▶ **EXERCISE INSTRUCTIONS**: Copy everything in the listing below word for word, apart from any images.

****************************************

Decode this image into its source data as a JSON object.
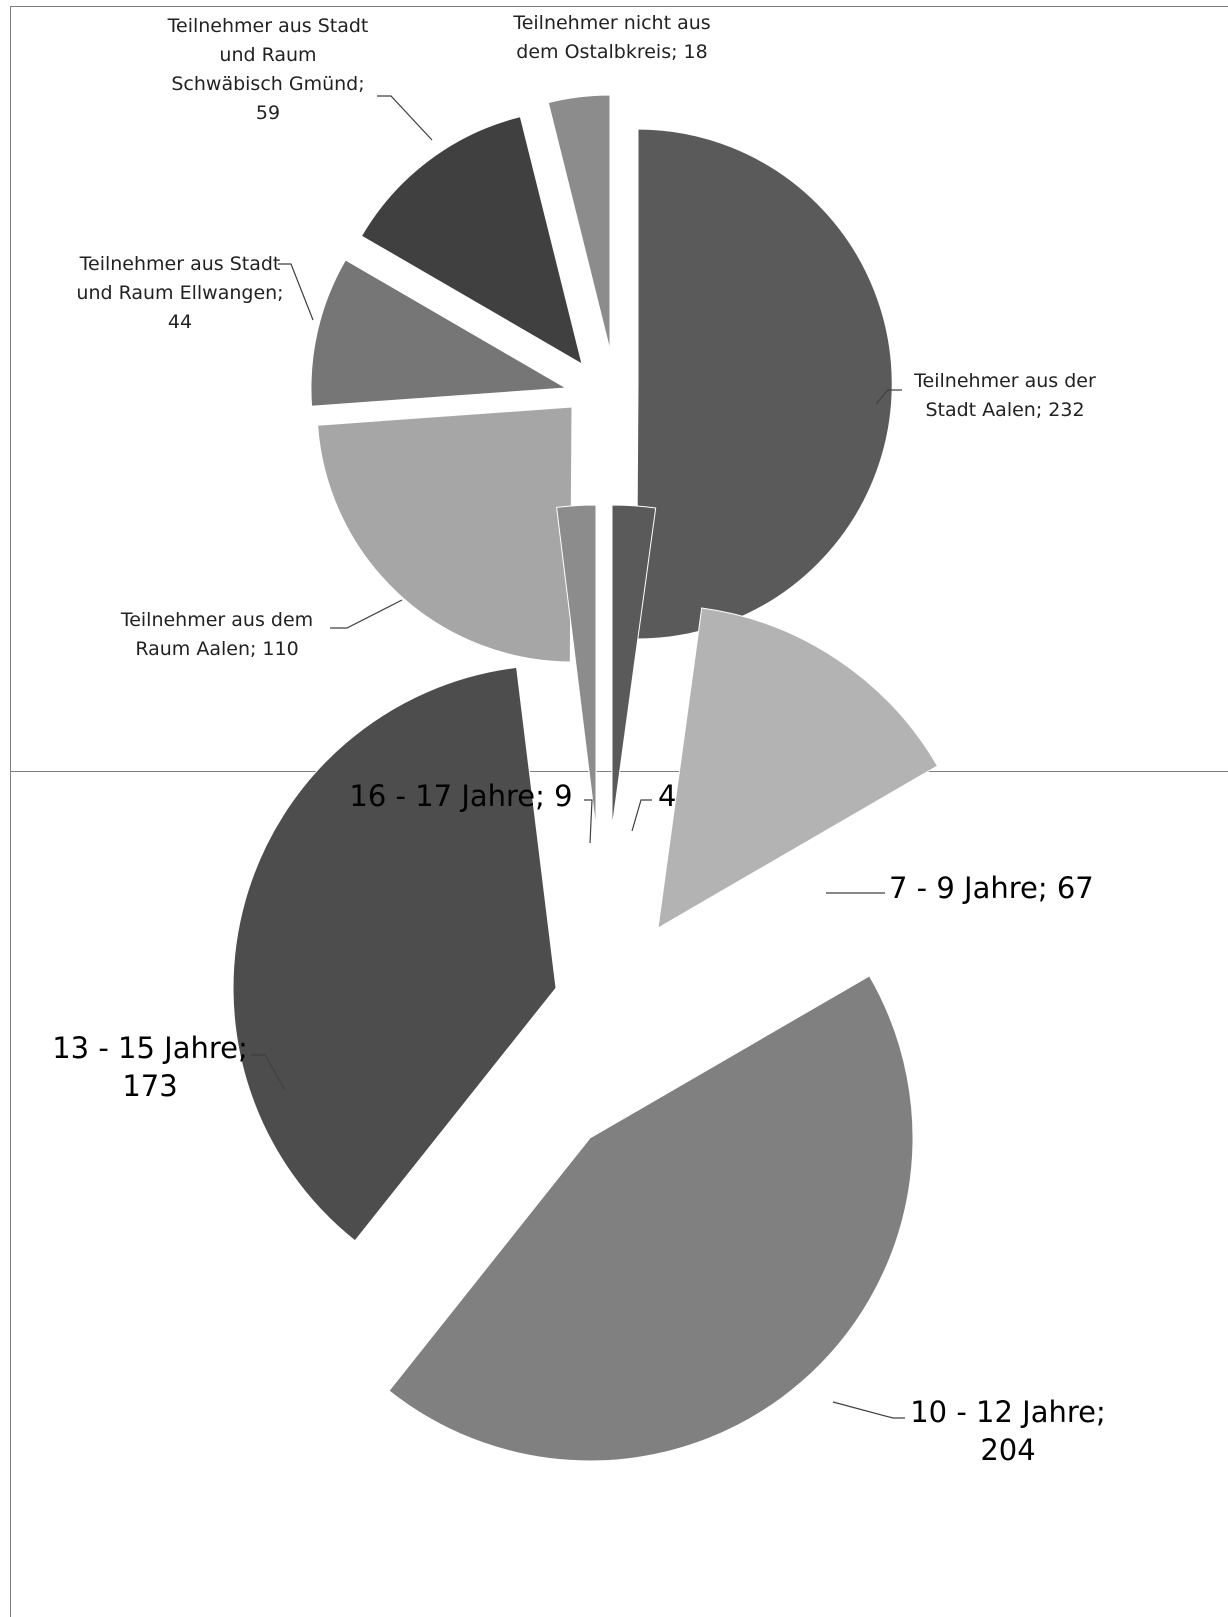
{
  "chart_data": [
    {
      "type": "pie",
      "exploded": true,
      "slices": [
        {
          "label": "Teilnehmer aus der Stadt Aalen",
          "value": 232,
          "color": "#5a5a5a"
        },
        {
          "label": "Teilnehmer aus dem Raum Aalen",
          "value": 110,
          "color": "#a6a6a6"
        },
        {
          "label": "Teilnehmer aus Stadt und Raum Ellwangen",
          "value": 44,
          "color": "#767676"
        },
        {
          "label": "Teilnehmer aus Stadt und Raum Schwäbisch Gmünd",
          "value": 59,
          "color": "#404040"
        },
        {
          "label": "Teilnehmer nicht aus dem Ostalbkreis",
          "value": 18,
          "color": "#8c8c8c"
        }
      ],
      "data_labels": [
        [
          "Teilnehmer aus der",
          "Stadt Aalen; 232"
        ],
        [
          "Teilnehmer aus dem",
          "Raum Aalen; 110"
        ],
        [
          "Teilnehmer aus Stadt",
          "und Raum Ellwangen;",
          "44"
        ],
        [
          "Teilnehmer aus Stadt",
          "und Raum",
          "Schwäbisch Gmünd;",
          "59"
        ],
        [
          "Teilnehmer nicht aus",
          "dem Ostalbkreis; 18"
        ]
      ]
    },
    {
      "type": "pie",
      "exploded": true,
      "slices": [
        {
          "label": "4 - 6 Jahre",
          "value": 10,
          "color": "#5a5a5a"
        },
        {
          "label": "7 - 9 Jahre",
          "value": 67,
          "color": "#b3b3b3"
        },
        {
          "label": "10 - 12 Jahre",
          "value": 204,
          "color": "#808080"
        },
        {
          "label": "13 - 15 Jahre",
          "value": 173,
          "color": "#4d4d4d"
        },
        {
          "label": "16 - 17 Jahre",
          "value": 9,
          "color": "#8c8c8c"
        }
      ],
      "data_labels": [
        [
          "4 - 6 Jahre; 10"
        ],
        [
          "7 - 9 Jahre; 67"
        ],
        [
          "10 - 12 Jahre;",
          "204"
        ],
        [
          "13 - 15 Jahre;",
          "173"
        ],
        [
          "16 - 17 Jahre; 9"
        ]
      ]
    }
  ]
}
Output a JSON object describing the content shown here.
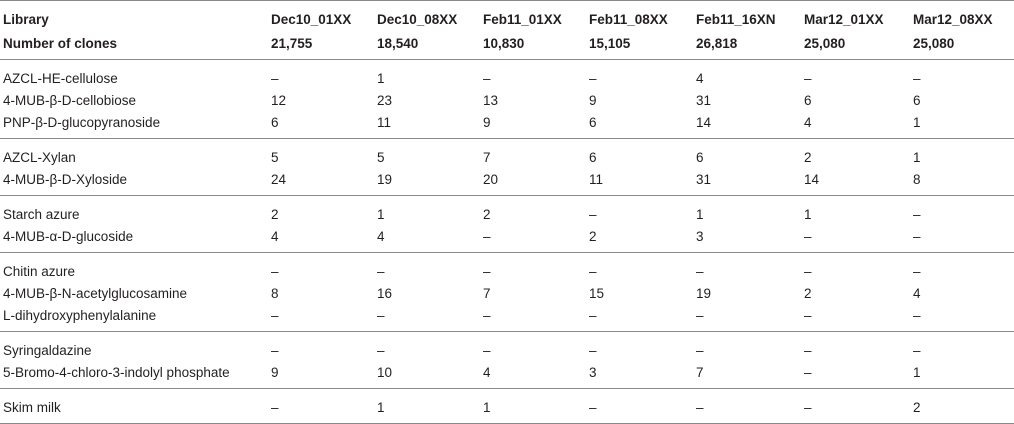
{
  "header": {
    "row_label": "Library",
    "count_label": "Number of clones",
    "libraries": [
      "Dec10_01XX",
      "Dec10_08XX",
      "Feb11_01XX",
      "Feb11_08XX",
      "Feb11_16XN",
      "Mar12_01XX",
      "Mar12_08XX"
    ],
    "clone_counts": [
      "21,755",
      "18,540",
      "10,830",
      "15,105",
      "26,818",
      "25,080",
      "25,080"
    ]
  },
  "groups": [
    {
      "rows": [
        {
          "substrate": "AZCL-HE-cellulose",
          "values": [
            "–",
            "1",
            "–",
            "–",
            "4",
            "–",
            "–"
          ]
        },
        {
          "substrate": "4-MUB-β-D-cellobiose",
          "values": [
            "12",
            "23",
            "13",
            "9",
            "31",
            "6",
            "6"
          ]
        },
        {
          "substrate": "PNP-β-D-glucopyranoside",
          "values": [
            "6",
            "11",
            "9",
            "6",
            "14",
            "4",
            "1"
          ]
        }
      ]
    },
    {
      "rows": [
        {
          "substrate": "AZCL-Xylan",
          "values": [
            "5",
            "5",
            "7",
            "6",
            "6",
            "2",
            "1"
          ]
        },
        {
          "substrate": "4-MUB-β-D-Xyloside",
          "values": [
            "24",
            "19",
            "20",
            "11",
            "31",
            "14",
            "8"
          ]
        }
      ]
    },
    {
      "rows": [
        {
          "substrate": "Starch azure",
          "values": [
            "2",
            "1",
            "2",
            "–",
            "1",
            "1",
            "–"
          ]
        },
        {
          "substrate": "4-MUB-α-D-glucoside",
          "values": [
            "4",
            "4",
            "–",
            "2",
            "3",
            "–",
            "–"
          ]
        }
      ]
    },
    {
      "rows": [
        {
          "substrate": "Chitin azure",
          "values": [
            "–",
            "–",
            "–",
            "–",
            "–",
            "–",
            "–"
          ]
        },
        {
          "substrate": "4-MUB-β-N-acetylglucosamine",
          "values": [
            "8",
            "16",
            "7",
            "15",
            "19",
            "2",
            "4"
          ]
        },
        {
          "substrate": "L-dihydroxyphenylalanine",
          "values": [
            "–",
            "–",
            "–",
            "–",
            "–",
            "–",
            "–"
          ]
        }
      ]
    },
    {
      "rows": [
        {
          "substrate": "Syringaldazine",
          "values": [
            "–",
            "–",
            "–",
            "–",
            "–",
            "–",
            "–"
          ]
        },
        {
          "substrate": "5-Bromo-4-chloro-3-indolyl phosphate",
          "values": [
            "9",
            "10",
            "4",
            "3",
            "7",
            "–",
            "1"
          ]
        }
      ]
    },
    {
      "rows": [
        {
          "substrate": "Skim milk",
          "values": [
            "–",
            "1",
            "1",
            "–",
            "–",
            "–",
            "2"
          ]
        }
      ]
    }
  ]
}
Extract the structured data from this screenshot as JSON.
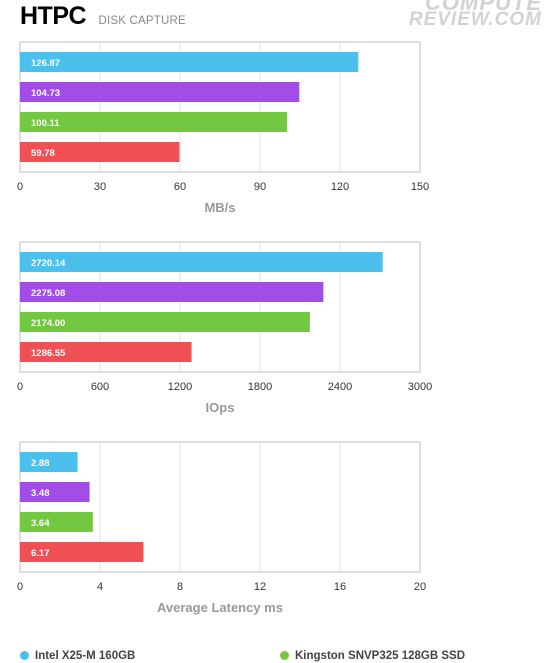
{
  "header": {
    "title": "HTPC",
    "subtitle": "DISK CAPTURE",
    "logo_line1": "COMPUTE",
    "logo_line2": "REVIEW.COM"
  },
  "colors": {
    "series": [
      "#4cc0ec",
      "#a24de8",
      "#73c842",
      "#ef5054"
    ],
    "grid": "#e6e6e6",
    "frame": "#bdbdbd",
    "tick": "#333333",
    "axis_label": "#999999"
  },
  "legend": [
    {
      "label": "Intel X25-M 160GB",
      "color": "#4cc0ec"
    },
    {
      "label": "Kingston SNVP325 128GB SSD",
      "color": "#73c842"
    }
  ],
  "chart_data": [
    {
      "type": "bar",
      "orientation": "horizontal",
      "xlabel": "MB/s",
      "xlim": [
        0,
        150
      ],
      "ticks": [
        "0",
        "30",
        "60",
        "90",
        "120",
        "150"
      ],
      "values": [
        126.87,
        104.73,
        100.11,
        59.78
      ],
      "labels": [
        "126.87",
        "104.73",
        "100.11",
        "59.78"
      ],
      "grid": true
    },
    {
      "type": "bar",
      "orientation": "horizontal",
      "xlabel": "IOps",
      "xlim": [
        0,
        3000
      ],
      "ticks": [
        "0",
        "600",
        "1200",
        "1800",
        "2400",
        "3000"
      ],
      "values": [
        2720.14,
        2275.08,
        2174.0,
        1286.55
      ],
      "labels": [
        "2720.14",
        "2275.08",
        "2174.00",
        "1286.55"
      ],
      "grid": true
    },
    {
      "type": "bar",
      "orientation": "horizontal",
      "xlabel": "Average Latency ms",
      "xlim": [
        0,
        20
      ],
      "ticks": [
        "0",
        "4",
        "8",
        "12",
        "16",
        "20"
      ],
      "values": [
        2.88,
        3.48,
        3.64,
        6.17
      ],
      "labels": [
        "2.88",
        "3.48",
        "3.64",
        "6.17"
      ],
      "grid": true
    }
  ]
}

****************************************

▶ **FINISHED TASK**:
Decode this image into its source data as a JSON object.
{
  "chart_data": [
    {
      "type": "pie",
      "exploded": true,
      "slices": [
        {
          "label": "Teilnehmer aus der Stadt Aalen",
          "value": 232,
          "color": "#5a5a5a"
        },
        {
          "label": "Teilnehmer aus dem Raum Aalen",
          "value": 110,
          "color": "#a6a6a6"
        },
        {
          "label": "Teilnehmer aus Stadt und Raum Ellwangen",
          "value": 44,
          "color": "#767676"
        },
        {
          "label": "Teilnehmer aus Stadt und Raum Schwäbisch Gmünd",
          "value": 59,
          "color": "#404040"
        },
        {
          "label": "Teilnehmer nicht aus dem Ostalbkreis",
          "value": 18,
          "color": "#8c8c8c"
        }
      ],
      "data_labels": [
        [
          "Teilnehmer aus der",
          "Stadt Aalen; 232"
        ],
        [
          "Teilnehmer aus dem",
          "Raum Aalen; 110"
        ],
        [
          "Teilnehmer aus Stadt",
          "und Raum Ellwangen;",
          "44"
        ],
        [
          "Teilnehmer aus Stadt",
          "und Raum",
          "Schwäbisch Gmünd;",
          "59"
        ],
        [
          "Teilnehmer nicht aus",
          "dem Ostalbkreis; 18"
        ]
      ]
    },
    {
      "type": "pie",
      "exploded": true,
      "slices": [
        {
          "label": "4 - 6 Jahre",
          "value": 10,
          "color": "#5a5a5a"
        },
        {
          "label": "7 - 9 Jahre",
          "value": 67,
          "color": "#b3b3b3"
        },
        {
          "label": "10 - 12 Jahre",
          "value": 204,
          "color": "#808080"
        },
        {
          "label": "13 - 15 Jahre",
          "value": 173,
          "color": "#4d4d4d"
        },
        {
          "label": "16 - 17 Jahre",
          "value": 9,
          "color": "#8c8c8c"
        }
      ],
      "data_labels": [
        [
          "4 - 6 Jahre; 10"
        ],
        [
          "7 - 9 Jahre; 67"
        ],
        [
          "10 - 12 Jahre;",
          "204"
        ],
        [
          "13 - 15 Jahre;",
          "173"
        ],
        [
          "16 - 17 Jahre; 9"
        ]
      ]
    }
  ]
}
Output a JSON object describing the content shown here.
{
  "header": {
    "row_label": "Library",
    "count_label": "Number of clones",
    "libraries": [
      "Dec10_01XX",
      "Dec10_08XX",
      "Feb11_01XX",
      "Feb11_08XX",
      "Feb11_16XN",
      "Mar12_01XX",
      "Mar12_08XX"
    ],
    "clone_counts": [
      "21,755",
      "18,540",
      "10,830",
      "15,105",
      "26,818",
      "25,080",
      "25,080"
    ]
  },
  "groups": [
    {
      "rows": [
        {
          "substrate": "AZCL-HE-cellulose",
          "values": [
            "–",
            "1",
            "–",
            "–",
            "4",
            "–",
            "–"
          ]
        },
        {
          "substrate": "4-MUB-β-D-cellobiose",
          "values": [
            "12",
            "23",
            "13",
            "9",
            "31",
            "6",
            "6"
          ]
        },
        {
          "substrate": "PNP-β-D-glucopyranoside",
          "values": [
            "6",
            "11",
            "9",
            "6",
            "14",
            "4",
            "1"
          ]
        }
      ]
    },
    {
      "rows": [
        {
          "substrate": "AZCL-Xylan",
          "values": [
            "5",
            "5",
            "7",
            "6",
            "6",
            "2",
            "1"
          ]
        },
        {
          "substrate": "4-MUB-β-D-Xyloside",
          "values": [
            "24",
            "19",
            "20",
            "11",
            "31",
            "14",
            "8"
          ]
        }
      ]
    },
    {
      "rows": [
        {
          "substrate": "Starch azure",
          "values": [
            "2",
            "1",
            "2",
            "–",
            "1",
            "1",
            "–"
          ]
        },
        {
          "substrate": "4-MUB-α-D-glucoside",
          "values": [
            "4",
            "4",
            "–",
            "2",
            "3",
            "–",
            "–"
          ]
        }
      ]
    },
    {
      "rows": [
        {
          "substrate": "Chitin azure",
          "values": [
            "–",
            "–",
            "–",
            "–",
            "–",
            "–",
            "–"
          ]
        },
        {
          "substrate": "4-MUB-β-N-acetylglucosamine",
          "values": [
            "8",
            "16",
            "7",
            "15",
            "19",
            "2",
            "4"
          ]
        },
        {
          "substrate": "L-dihydroxyphenylalanine",
          "values": [
            "–",
            "–",
            "–",
            "–",
            "–",
            "–",
            "–"
          ]
        }
      ]
    },
    {
      "rows": [
        {
          "substrate": "Syringaldazine",
          "values": [
            "–",
            "–",
            "–",
            "–",
            "–",
            "–",
            "–"
          ]
        },
        {
          "substrate": "5-Bromo-4-chloro-3-indolyl phosphate",
          "values": [
            "9",
            "10",
            "4",
            "3",
            "7",
            "–",
            "1"
          ]
        }
      ]
    },
    {
      "rows": [
        {
          "substrate": "Skim milk",
          "values": [
            "–",
            "1",
            "1",
            "–",
            "–",
            "–",
            "2"
          ]
        }
      ]
    }
  ]
}
Extract the structured data from this screenshot as JSON.
{
  "header": {
    "title": "HTPC",
    "subtitle": "DISK CAPTURE",
    "logo_line1": "COMPUTE",
    "logo_line2": "REVIEW.COM"
  },
  "colors": {
    "series": [
      "#4cc0ec",
      "#a24de8",
      "#73c842",
      "#ef5054"
    ],
    "grid": "#e6e6e6",
    "frame": "#bdbdbd",
    "tick": "#333333",
    "axis_label": "#999999"
  },
  "legend": [
    {
      "label": "Intel X25-M 160GB",
      "color": "#4cc0ec"
    },
    {
      "label": "Kingston SNVP325 128GB SSD",
      "color": "#73c842"
    }
  ],
  "chart_data": [
    {
      "type": "bar",
      "orientation": "horizontal",
      "xlabel": "MB/s",
      "xlim": [
        0,
        150
      ],
      "ticks": [
        "0",
        "30",
        "60",
        "90",
        "120",
        "150"
      ],
      "values": [
        126.87,
        104.73,
        100.11,
        59.78
      ],
      "labels": [
        "126.87",
        "104.73",
        "100.11",
        "59.78"
      ],
      "grid": true
    },
    {
      "type": "bar",
      "orientation": "horizontal",
      "xlabel": "IOps",
      "xlim": [
        0,
        3000
      ],
      "ticks": [
        "0",
        "600",
        "1200",
        "1800",
        "2400",
        "3000"
      ],
      "values": [
        2720.14,
        2275.08,
        2174.0,
        1286.55
      ],
      "labels": [
        "2720.14",
        "2275.08",
        "2174.00",
        "1286.55"
      ],
      "grid": true
    },
    {
      "type": "bar",
      "orientation": "horizontal",
      "xlabel": "Average Latency ms",
      "xlim": [
        0,
        20
      ],
      "ticks": [
        "0",
        "4",
        "8",
        "12",
        "16",
        "20"
      ],
      "values": [
        2.88,
        3.48,
        3.64,
        6.17
      ],
      "labels": [
        "2.88",
        "3.48",
        "3.64",
        "6.17"
      ],
      "grid": true
    }
  ]
}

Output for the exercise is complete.